• _Exercise objective_:
Check every line of the entries that follow, and copy the ones containing "Akademickie".

--- begin Input data ---

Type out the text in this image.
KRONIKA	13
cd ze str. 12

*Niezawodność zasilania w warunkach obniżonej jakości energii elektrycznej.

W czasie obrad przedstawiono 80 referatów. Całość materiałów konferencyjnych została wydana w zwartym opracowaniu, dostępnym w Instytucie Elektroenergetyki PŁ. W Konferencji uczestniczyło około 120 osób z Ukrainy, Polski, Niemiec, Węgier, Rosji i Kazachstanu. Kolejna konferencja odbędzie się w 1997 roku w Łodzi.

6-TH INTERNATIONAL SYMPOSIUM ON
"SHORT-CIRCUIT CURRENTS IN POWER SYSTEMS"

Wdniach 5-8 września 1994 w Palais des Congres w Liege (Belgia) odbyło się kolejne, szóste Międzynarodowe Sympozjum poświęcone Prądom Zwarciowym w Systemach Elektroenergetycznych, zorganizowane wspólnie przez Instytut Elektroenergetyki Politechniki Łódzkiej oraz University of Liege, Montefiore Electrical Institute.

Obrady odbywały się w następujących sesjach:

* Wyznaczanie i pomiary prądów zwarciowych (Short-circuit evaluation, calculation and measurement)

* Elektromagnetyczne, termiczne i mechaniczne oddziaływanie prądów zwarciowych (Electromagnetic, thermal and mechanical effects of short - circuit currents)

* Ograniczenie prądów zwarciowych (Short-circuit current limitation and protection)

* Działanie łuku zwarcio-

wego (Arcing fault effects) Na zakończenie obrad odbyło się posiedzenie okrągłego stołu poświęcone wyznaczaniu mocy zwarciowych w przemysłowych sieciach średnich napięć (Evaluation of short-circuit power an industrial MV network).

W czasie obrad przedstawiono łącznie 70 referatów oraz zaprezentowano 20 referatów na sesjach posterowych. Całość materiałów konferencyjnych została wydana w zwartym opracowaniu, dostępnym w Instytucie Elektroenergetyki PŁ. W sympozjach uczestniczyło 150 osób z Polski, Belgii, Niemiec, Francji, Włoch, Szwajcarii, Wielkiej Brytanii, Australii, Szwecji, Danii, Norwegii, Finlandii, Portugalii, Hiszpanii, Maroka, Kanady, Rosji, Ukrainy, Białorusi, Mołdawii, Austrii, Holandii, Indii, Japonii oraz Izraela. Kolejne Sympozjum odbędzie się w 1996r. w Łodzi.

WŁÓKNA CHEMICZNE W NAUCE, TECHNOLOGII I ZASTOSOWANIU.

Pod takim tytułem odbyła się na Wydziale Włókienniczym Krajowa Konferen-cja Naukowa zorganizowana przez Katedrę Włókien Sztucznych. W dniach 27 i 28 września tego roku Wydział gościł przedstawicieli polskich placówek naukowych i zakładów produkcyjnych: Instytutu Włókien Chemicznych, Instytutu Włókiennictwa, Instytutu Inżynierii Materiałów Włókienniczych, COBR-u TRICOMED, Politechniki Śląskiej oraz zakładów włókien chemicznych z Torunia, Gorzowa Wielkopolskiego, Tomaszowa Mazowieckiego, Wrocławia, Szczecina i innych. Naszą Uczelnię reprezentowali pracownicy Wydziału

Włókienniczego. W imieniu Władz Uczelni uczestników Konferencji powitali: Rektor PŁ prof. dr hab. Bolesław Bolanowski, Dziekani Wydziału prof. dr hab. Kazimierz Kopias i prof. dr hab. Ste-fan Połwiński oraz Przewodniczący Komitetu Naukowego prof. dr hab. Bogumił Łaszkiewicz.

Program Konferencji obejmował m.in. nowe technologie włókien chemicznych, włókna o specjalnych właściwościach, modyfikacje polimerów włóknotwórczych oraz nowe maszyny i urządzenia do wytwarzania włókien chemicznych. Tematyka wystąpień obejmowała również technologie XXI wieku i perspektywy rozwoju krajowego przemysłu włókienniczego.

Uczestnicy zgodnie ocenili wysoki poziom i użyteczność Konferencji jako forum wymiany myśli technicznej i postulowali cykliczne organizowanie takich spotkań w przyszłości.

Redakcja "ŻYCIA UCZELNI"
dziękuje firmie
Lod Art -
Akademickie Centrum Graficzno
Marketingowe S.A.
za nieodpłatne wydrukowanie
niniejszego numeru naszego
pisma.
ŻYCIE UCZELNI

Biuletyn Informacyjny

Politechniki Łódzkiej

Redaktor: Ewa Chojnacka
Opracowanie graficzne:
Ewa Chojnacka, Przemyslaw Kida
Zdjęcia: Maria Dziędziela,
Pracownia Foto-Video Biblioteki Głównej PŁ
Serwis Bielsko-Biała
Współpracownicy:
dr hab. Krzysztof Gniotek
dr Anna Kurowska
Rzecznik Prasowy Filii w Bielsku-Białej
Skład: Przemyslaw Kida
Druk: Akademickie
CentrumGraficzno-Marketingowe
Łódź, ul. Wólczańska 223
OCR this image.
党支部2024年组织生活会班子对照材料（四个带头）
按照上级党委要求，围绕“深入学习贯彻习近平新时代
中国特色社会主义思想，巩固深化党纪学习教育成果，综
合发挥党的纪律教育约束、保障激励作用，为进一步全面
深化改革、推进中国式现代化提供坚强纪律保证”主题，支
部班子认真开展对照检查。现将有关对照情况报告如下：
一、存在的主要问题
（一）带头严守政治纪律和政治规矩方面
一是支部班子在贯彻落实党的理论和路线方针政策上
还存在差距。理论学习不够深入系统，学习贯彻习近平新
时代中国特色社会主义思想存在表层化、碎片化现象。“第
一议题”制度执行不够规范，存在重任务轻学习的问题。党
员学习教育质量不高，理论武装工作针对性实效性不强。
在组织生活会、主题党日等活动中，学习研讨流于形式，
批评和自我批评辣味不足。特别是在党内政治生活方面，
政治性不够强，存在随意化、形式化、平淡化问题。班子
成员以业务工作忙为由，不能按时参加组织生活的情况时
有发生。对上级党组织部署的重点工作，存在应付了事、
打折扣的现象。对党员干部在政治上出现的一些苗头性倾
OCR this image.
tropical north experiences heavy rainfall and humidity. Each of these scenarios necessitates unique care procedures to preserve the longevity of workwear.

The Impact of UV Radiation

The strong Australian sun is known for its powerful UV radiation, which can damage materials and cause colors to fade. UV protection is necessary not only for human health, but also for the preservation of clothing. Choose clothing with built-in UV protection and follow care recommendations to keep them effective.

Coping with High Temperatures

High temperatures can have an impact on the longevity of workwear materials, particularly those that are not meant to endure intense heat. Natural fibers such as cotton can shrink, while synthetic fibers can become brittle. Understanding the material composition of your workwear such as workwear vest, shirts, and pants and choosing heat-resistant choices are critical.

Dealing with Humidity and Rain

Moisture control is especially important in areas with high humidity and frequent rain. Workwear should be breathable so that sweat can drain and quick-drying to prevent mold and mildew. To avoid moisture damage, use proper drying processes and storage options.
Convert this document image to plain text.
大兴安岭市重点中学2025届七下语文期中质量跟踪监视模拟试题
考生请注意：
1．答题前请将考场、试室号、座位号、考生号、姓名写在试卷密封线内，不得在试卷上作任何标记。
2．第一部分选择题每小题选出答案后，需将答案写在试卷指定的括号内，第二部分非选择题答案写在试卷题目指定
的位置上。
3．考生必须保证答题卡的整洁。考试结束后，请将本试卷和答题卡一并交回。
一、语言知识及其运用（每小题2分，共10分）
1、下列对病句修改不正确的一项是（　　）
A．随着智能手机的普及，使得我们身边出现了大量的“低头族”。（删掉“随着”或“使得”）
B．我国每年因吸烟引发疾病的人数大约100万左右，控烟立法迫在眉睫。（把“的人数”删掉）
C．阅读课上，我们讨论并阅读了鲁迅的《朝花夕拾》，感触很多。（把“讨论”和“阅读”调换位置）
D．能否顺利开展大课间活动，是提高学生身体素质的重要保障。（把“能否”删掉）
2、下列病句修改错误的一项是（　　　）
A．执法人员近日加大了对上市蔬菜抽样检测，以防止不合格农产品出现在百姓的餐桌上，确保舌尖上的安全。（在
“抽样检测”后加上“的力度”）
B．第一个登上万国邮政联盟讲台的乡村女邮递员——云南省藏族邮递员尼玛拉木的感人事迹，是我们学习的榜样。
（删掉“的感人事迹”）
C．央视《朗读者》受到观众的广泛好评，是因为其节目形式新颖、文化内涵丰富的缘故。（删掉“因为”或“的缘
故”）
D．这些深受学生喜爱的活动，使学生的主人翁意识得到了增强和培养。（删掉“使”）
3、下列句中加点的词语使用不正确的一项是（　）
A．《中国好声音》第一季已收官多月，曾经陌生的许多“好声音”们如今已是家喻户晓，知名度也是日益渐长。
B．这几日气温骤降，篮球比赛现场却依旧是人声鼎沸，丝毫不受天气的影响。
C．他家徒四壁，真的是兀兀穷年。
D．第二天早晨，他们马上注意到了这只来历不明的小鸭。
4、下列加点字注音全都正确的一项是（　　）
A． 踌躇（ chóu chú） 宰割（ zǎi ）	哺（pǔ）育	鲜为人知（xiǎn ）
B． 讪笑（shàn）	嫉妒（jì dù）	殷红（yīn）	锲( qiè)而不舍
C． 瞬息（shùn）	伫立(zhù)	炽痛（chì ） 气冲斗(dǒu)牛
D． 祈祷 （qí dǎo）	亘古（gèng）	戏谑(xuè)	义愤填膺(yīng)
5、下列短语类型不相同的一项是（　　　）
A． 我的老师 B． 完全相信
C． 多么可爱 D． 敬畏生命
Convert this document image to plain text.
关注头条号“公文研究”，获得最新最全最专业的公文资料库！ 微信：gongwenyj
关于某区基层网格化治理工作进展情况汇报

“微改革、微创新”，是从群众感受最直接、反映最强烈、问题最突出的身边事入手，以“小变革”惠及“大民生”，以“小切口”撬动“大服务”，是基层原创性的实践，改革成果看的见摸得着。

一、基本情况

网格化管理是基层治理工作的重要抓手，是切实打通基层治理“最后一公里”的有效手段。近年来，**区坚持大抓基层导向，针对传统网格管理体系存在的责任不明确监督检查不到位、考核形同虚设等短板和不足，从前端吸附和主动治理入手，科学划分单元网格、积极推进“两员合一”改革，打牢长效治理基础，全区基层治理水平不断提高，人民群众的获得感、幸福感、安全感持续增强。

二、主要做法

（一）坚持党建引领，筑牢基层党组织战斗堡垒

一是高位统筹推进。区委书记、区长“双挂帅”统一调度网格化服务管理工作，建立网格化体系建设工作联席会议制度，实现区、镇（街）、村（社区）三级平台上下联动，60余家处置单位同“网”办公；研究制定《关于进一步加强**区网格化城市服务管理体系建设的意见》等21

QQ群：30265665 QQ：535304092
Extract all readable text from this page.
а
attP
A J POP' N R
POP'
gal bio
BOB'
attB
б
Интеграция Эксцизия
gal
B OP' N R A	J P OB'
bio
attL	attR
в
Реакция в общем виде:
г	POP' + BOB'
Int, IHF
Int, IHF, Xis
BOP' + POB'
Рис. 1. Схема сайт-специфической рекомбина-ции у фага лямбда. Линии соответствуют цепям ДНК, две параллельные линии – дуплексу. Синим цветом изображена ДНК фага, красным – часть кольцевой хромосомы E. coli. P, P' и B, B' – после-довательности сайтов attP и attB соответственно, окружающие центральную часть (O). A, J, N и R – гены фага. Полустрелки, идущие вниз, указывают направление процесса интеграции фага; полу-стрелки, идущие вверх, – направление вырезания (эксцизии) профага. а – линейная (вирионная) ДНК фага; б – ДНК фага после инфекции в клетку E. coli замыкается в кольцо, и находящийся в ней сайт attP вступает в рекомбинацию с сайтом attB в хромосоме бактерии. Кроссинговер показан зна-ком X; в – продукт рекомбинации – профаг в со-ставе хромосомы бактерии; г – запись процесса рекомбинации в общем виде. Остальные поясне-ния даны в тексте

--- end Input data ---

• _Correct output_:
Akademickie Centrum Graficzno
Druk: Akademickie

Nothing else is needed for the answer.